WORK INSTRUCTIONS:
Among the records below, find each line that includes the string "Herto" and copy it.

━━━━━━━━━━━━━━━━━━━━

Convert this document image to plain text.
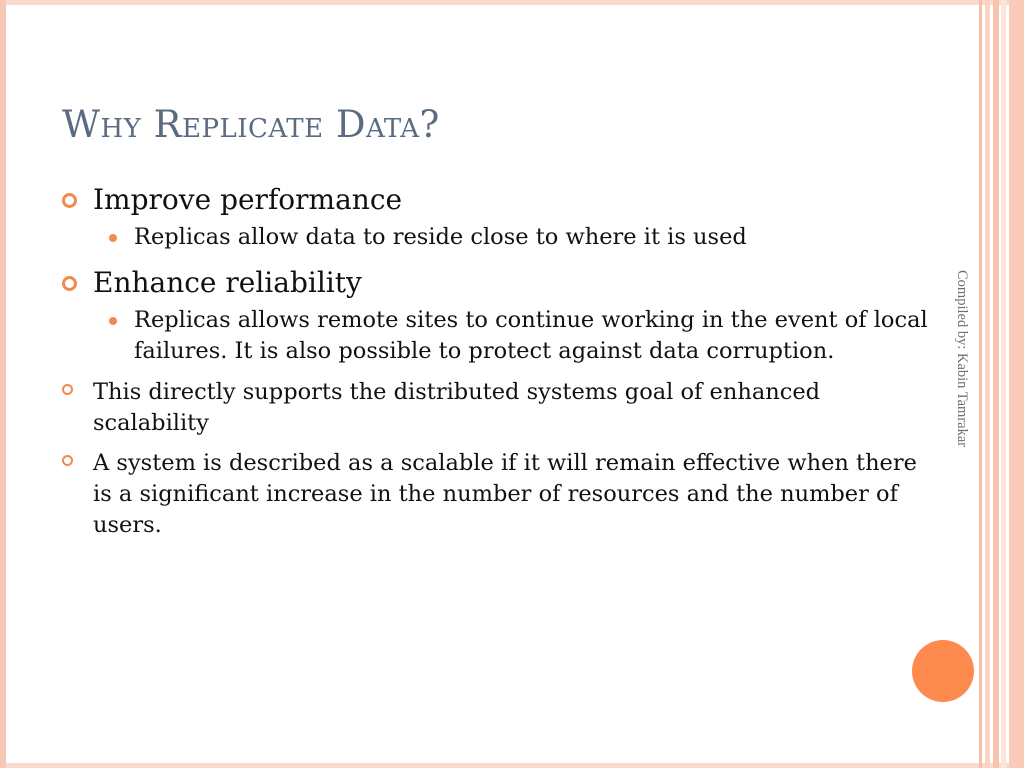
Why Replicate Data?
Improve performance
Replicas allow data to reside close to where it is used
Enhance reliability
Replicas allows remote sites to continue working in the event of local failures. It is also possible to protect against data corruption.
This directly supports the distributed systems goal of enhanced scalability
A system is described as a scalable if it will remain effective when there is a significant increase in the number of resources and the number of users.
Compiled by: Kabin Tamrakar
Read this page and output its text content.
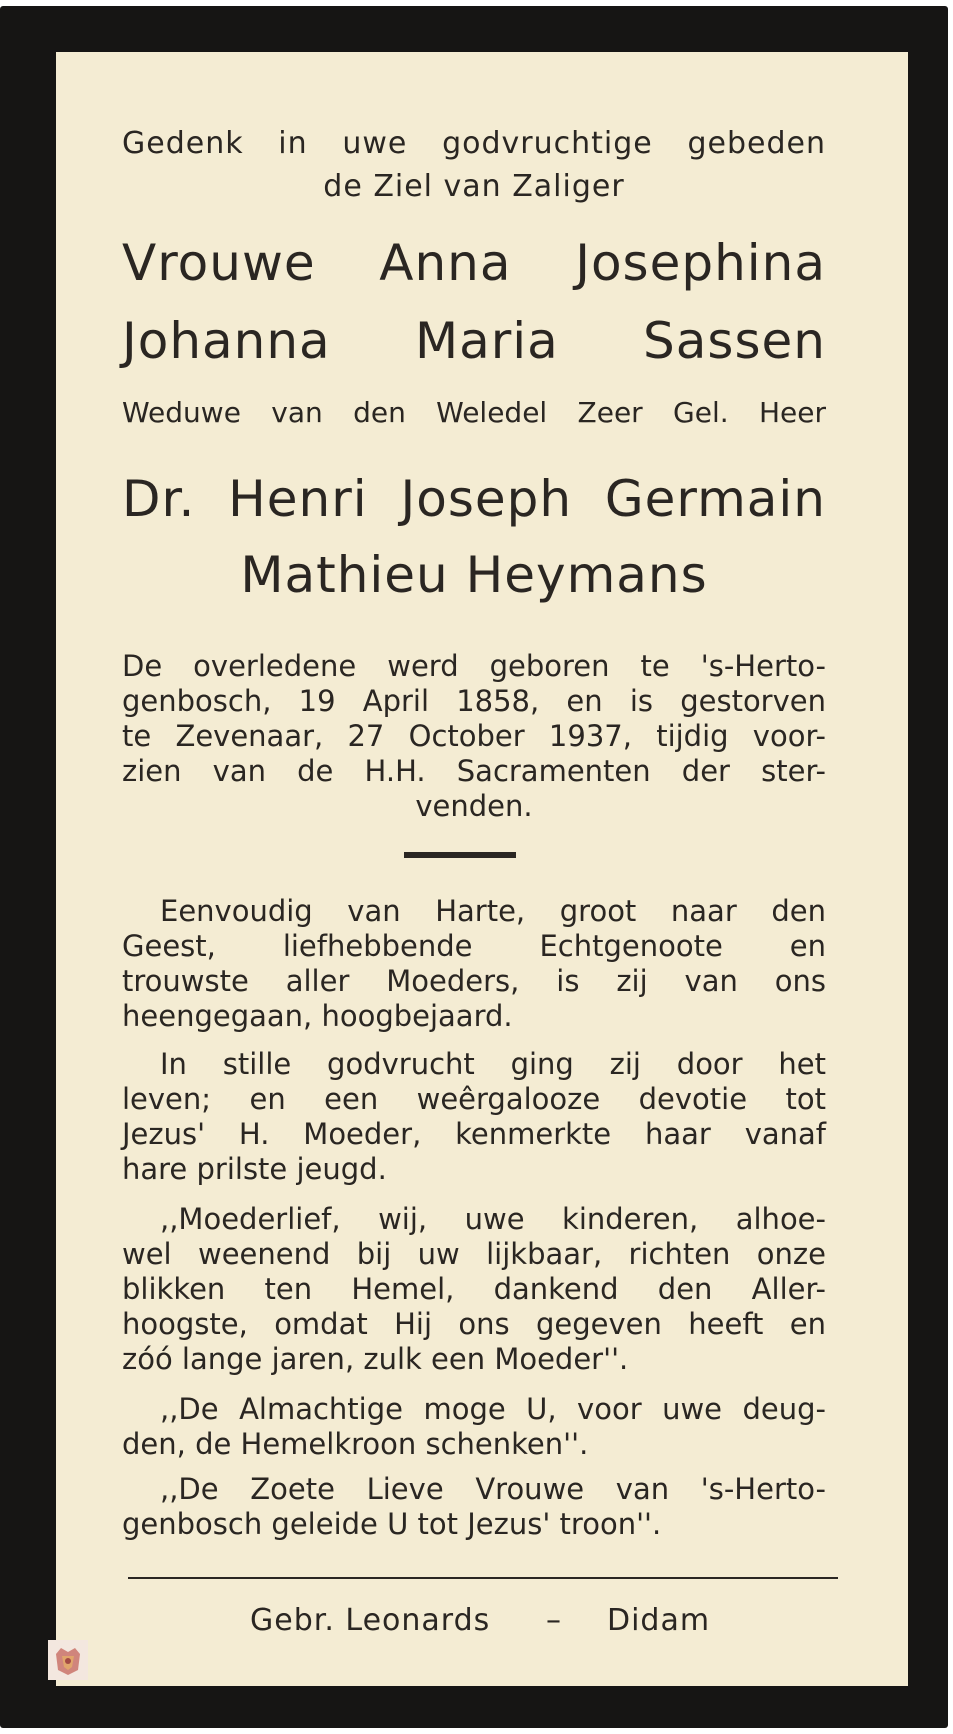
Gedenk in uwe godvruchtige gebeden

de Ziel van Zaliger

Vrouwe Anna Josephina

Johanna Maria Sassen

Weduwe van den Weledel Zeer Gel. Heer

Dr. Henri Joseph Germain

Mathieu Heymans

De overledene werd geboren te 's-Herto-

genbosch, 19 April 1858, en is gestorven

te Zevenaar, 27 October 1937, tijdig voor-

zien van de H.H. Sacramenten der ster-

venden.

Eenvoudig van Harte, groot naar den

Geest, liefhebbende Echtgenoote en

trouwste aller Moeders, is zij van ons

heengegaan, hoogbejaard.

In stille godvrucht ging zij door het

leven; en een weêrgalooze devotie tot

Jezus' H. Moeder, kenmerkte haar vanaf

hare prilste jeugd.

,,Moederlief, wij, uwe kinderen, alhoe-

wel weenend bij uw lijkbaar, richten onze

blikken ten Hemel, dankend den Aller-

hoogste, omdat Hij ons gegeven heeft en

zóó lange jaren, zulk een Moeder''.

,,De Almachtige moge U, voor uwe deug-

den, de Hemelkroon schenken''.

,,De Zoete Lieve Vrouwe van 's-Herto-

genbosch geleide U tot Jezus' troon''.

Gebr. Leonards – Didam
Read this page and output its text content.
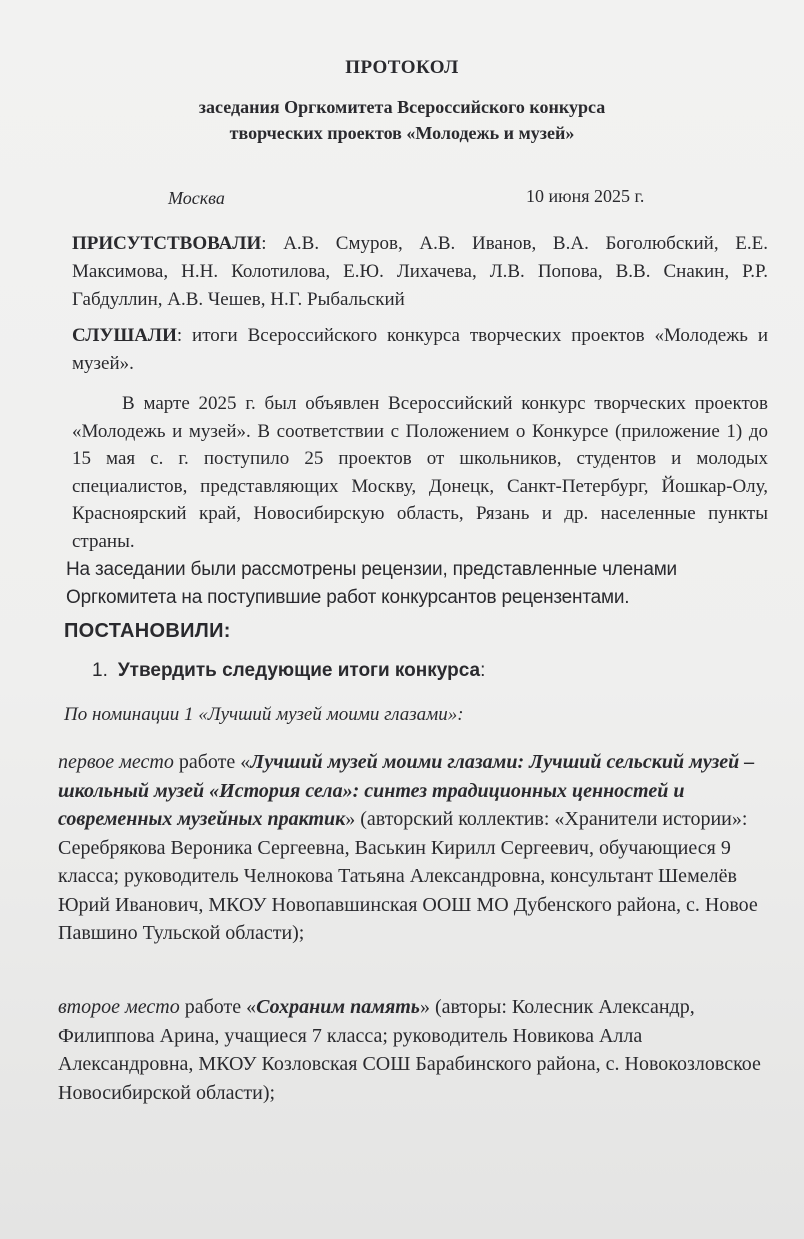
ПРОТОКОЛ
заседания Оргкомитета Всероссийского конкурса
творческих проектов «Молодежь и музей»
Москва	10 июня 2025 г.
ПРИСУТСТВОВАЛИ: А.В. Смуров, А.В. Иванов, В.А. Боголюбский, Е.Е. Максимова, Н.Н. Колотилова, Е.Ю. Лихачева, Л.В. Попова, В.В. Снакин, Р.Р. Габдуллин, А.В. Чешев, Н.Г. Рыбальский
СЛУШАЛИ: итоги Всероссийского конкурса творческих проектов «Молодежь и музей».
В марте 2025 г. был объявлен Всероссийский конкурс творческих проектов «Молодежь и музей». В соответствии с Положением о Конкурсе (приложение 1) до 15 мая с. г. поступило 25 проектов от школьников, студентов и молодых специалистов, представляющих Москву, Донецк, Санкт-Петербург, Йошкар-Олу, Красноярский край, Новосибирскую область, Рязань и др. населенные пункты страны.
На заседании были рассмотрены рецензии, представленные членами Оргкомитета на поступившие работ конкурсантов рецензентами.
ПОСТАНОВИЛИ:
1. Утвердить следующие итоги конкурса:
По номинации 1 «Лучший музей моими глазами»:
первое место работе «Лучший музей моими глазами: Лучший сельский музей – школьный музей «История села»: синтез традиционных ценностей и современных музейных практик» (авторский коллектив: «Хранители истории»: Серебрякова Вероника Сергеевна, Васькин Кирилл Сергеевич, обучающиеся 9 класса; руководитель Челнокова Татьяна Александровна, консультант Шемелёв Юрий Иванович, МКОУ Новопавшинская ООШ МО Дубенского района, с. Новое Павшино Тульской области);
второе место работе «Сохраним память» (авторы: Колесник Александр, Филиппова Арина, учащиеся 7 класса; руководитель Новикова Алла Александровна, МКОУ Козловская СОШ Барабинского района, с. Новокозловское Новосибирской области);
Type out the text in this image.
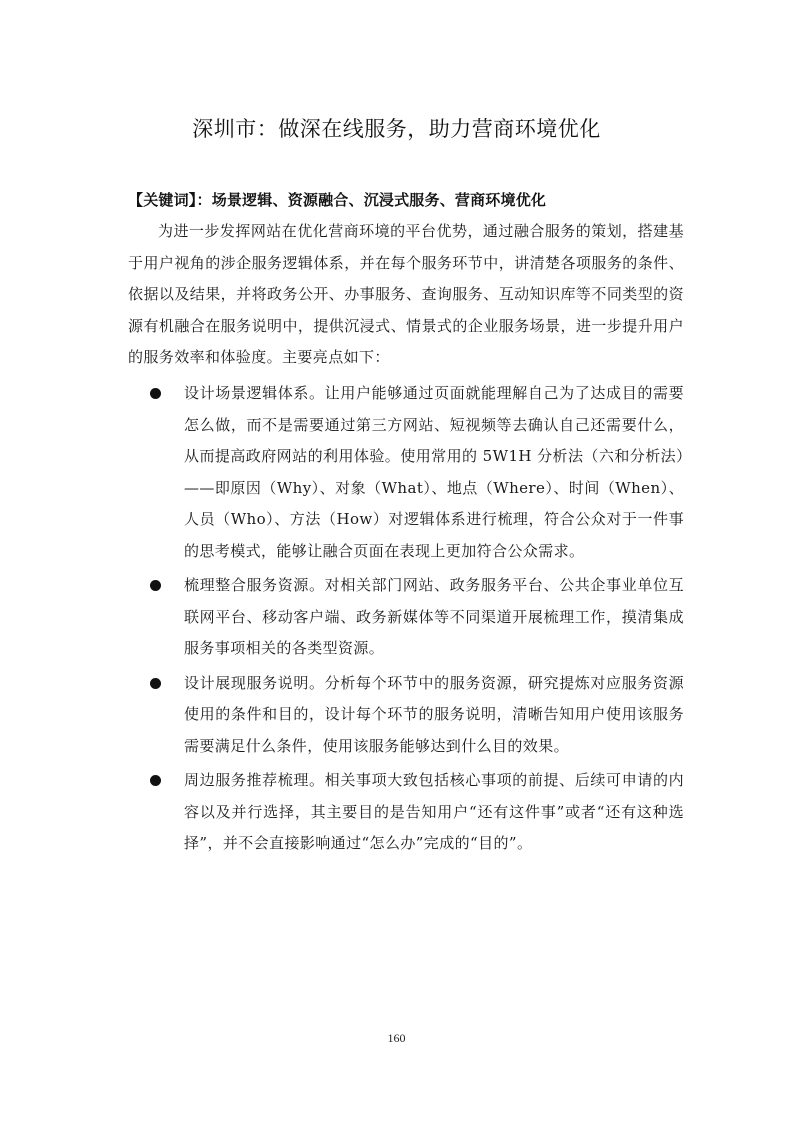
深圳市：做深在线服务，助力营商环境优化

【关键词】：场景逻辑、资源融合、沉浸式服务、营商环境优化

为进一步发挥网站在优化营商环境的平台优势，通过融合服务的策划，搭建基于用户视角的涉企服务逻辑体系，并在每个服务环节中，讲清楚各项服务的条件、依据以及结果，并将政务公开、办事服务、查询服务、互动知识库等不同类型的资源有机融合在服务说明中，提供沉浸式、情景式的企业服务场景，进一步提升用户的服务效率和体验度。主要亮点如下：

设计场景逻辑体系。让用户能够通过页面就能理解自己为了达成目的需要怎么做，而不是需要通过第三方网站、短视频等去确认自己还需要什么，从而提高政府网站的利用体验。使用常用的 5W1H 分析法（六和分析法）——即原因（Why）、对象（What）、地点（Where）、时间（When）、人员（Who）、方法（How）对逻辑体系进行梳理，符合公众对于一件事的思考模式，能够让融合页面在表现上更加符合公众需求。
梳理整合服务资源。对相关部门网站、政务服务平台、公共企事业单位互联网平台、移动客户端、政务新媒体等不同渠道开展梳理工作，摸清集成服务事项相关的各类型资源。
设计展现服务说明。分析每个环节中的服务资源，研究提炼对应服务资源使用的条件和目的，设计每个环节的服务说明，清晰告知用户使用该服务需要满足什么条件，使用该服务能够达到什么目的效果。
周边服务推荐梳理。相关事项大致包括核心事项的前提、后续可申请的内容以及并行选择，其主要目的是告知用户“还有这件事”或者“还有这种选择”，并不会直接影响通过“怎么办”完成的“目的”。
160
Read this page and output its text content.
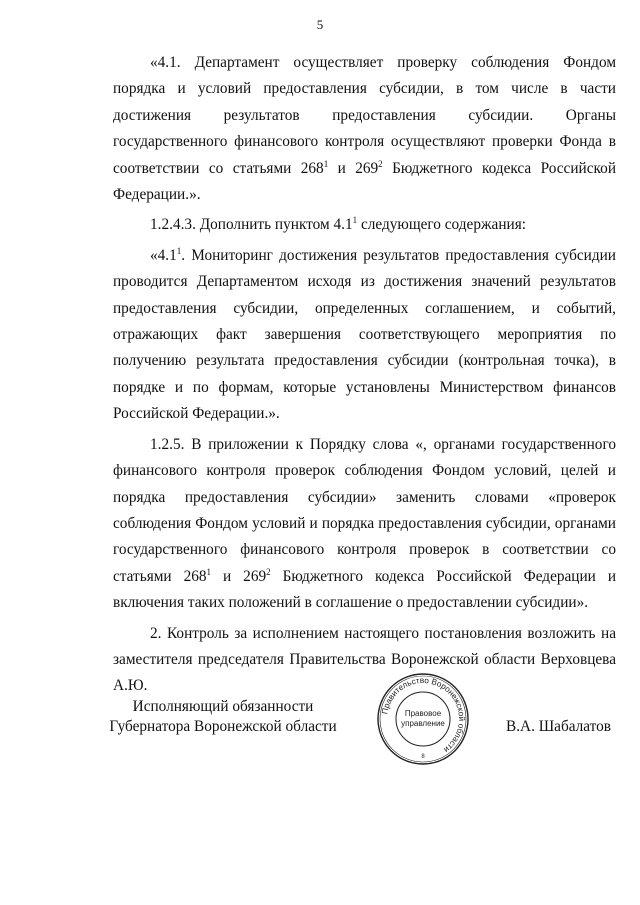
5

«4.1. Департамент осуществляет проверку соблюдения Фондом порядка и условий предоставления субсидии, в том числе в части достижения результатов предоставления субсидии. Органы государственного финансового контроля осуществляют проверки Фонда в соответствии со статьями $268^1$ и $269^2$ Бюджетного кодекса Российской Федерации.».

1.2.4.3. Дополнить пунктом $4.1^1$ следующего содержания:

«$4.1^1$. Мониторинг достижения результатов предоставления субсидии проводится Департаментом исходя из достижения значений результатов предоставления субсидии, определенных соглашением, и событий, отражающих факт завершения соответствующего мероприятия по получению результата предоставления субсидии (контрольная точка), в порядке и по формам, которые установлены Министерством финансов Российской Федерации.».

1.2.5. В приложении к Порядку слова «, органами государственного финансового контроля проверок соблюдения Фондом условий, целей и порядка предоставления субсидии» заменить словами «проверок соблюдения Фондом условий и порядка предоставления субсидии, органами государственного финансового контроля проверок в соответствии со статьями $268^1$ и $269^2$ Бюджетного кодекса Российской Федерации и включения таких положений в соглашение о предоставлении субсидии».

2. Контроль за исполнением настоящего постановления возложить на заместителя председателя Правительства Воронежской области Верховцева А.Ю.

Исполняющий обязанности
Губернатора Воронежской области
Правительство Воронежской области
Правовое
управление
8
В.А. Шабалатов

━━━━━━━━━━━━━━━━━━━━

TASK RESULT:
De overledene werd geboren te 's-Herto-
,,De Zoete Lieve Vrouwe van 's-Herto-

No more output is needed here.